(WRITTEN EXERCISE) Wherever the word "para" appears in the entries, copy the whole line.

(EXTRACTED ENTRIES)
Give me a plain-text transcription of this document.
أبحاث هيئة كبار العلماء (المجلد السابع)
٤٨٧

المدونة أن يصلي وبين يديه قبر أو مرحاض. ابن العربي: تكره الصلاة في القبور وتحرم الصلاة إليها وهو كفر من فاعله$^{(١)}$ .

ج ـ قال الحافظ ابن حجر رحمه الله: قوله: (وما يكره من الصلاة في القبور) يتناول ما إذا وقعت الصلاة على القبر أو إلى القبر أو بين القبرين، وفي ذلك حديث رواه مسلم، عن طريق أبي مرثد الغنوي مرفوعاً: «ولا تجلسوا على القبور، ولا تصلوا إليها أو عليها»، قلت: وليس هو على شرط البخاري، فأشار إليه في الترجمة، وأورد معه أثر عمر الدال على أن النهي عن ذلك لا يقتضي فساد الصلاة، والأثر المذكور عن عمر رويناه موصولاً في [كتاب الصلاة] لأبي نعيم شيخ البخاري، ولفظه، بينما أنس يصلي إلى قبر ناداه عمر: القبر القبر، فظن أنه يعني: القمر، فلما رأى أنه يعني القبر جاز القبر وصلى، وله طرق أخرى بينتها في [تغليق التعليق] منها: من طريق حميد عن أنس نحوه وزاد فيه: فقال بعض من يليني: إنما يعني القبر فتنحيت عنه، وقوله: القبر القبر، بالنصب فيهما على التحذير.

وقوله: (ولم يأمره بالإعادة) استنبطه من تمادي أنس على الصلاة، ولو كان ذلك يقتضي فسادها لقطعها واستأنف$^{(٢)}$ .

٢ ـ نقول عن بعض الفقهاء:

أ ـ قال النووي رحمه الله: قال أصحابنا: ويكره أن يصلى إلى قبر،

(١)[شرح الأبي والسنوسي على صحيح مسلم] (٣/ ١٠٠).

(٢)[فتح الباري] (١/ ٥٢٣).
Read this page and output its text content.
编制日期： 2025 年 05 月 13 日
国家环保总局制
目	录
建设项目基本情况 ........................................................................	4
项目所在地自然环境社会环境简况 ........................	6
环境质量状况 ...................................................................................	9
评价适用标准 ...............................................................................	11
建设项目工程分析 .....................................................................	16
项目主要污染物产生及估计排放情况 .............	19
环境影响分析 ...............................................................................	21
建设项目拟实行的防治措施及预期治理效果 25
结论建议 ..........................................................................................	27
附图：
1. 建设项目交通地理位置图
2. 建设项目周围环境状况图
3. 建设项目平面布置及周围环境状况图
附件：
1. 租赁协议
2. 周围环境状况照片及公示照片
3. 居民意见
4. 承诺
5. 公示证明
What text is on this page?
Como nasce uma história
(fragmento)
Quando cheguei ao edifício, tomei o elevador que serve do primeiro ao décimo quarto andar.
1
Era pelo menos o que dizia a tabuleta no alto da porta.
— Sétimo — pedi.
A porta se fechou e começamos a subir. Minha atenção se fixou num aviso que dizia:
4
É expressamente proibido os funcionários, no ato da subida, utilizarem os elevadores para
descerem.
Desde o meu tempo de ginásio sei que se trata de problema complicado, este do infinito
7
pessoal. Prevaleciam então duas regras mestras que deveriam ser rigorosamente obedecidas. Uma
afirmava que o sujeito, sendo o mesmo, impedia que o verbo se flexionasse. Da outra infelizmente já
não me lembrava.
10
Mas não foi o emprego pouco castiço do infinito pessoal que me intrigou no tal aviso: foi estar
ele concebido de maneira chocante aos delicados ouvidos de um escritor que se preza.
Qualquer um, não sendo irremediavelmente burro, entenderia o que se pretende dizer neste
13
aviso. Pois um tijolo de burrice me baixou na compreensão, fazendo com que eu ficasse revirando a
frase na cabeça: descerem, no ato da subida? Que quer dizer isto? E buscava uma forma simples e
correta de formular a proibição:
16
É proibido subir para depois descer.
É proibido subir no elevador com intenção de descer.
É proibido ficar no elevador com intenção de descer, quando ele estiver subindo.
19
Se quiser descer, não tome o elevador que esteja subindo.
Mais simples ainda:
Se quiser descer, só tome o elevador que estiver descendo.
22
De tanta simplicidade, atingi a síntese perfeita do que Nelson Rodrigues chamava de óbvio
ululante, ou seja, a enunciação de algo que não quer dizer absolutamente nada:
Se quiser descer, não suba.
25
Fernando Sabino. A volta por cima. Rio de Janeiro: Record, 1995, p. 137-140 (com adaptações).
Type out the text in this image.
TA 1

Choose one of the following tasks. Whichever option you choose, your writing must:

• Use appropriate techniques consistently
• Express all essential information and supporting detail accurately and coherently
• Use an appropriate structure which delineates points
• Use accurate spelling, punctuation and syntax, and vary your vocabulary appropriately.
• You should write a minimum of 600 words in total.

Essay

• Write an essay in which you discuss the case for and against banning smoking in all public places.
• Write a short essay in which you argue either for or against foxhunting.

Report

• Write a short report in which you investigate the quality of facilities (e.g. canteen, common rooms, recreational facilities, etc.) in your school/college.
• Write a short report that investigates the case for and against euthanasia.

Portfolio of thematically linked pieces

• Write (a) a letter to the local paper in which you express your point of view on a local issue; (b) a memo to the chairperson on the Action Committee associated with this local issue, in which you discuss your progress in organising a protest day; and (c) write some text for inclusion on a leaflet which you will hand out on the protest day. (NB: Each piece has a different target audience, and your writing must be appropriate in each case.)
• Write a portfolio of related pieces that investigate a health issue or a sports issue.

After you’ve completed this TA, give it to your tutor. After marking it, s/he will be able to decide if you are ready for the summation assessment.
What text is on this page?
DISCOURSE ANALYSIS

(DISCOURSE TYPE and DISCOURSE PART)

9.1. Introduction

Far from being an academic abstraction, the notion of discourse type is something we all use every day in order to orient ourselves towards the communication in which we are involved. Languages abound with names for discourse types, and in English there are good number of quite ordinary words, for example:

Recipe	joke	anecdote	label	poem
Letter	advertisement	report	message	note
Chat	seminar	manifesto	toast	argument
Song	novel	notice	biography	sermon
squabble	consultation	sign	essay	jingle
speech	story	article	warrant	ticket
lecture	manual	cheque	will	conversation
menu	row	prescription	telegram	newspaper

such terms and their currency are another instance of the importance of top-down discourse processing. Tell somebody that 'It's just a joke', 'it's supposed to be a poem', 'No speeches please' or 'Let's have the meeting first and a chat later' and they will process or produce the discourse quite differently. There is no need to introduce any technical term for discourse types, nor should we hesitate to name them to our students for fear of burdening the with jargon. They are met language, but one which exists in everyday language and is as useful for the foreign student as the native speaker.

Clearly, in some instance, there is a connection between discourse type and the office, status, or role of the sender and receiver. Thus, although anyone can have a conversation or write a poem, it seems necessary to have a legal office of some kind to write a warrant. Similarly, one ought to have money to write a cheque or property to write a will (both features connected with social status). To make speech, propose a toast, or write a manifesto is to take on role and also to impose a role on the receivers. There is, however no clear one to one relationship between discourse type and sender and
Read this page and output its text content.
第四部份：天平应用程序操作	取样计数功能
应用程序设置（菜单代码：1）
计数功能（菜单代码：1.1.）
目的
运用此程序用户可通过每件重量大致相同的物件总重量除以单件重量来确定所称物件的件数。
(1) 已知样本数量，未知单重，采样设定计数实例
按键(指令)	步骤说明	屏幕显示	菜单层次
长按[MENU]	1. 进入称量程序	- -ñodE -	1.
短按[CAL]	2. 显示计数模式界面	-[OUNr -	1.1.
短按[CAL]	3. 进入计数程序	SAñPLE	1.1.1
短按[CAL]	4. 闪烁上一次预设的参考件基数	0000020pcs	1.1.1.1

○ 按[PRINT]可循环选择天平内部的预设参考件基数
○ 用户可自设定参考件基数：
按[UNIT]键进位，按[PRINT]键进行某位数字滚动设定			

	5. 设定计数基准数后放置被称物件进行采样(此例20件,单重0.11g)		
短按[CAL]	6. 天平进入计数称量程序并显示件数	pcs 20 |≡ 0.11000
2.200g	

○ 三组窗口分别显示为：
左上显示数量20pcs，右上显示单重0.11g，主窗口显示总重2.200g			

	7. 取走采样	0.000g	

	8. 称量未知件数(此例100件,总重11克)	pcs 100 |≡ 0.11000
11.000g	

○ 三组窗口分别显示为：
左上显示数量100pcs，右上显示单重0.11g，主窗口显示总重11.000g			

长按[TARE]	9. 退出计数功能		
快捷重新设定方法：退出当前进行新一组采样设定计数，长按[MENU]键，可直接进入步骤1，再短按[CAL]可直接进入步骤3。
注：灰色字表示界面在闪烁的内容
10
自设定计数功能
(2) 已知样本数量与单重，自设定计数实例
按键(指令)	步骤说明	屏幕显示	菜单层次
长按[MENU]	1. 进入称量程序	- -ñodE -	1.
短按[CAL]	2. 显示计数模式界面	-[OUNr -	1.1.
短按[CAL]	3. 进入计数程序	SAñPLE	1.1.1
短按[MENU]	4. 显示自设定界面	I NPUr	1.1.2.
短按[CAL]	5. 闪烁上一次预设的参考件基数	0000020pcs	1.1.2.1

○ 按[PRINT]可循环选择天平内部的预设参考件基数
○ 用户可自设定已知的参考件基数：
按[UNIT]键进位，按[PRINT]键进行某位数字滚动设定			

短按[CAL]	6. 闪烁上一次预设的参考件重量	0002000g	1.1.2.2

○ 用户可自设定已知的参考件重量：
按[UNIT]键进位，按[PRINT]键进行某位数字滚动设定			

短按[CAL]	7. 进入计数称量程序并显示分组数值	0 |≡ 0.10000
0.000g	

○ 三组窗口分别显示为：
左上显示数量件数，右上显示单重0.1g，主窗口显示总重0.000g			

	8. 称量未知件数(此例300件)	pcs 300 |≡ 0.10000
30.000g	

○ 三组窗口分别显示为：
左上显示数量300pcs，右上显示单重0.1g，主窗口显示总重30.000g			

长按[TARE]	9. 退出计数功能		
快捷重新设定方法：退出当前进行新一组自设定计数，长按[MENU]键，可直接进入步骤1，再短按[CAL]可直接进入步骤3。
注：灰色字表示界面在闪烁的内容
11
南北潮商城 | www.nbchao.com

(EXERCISE RESPONSE)
É expressamente proibido os funcionários, no ato da subida, utilizarem os elevadores para
É proibido subir para depois descer.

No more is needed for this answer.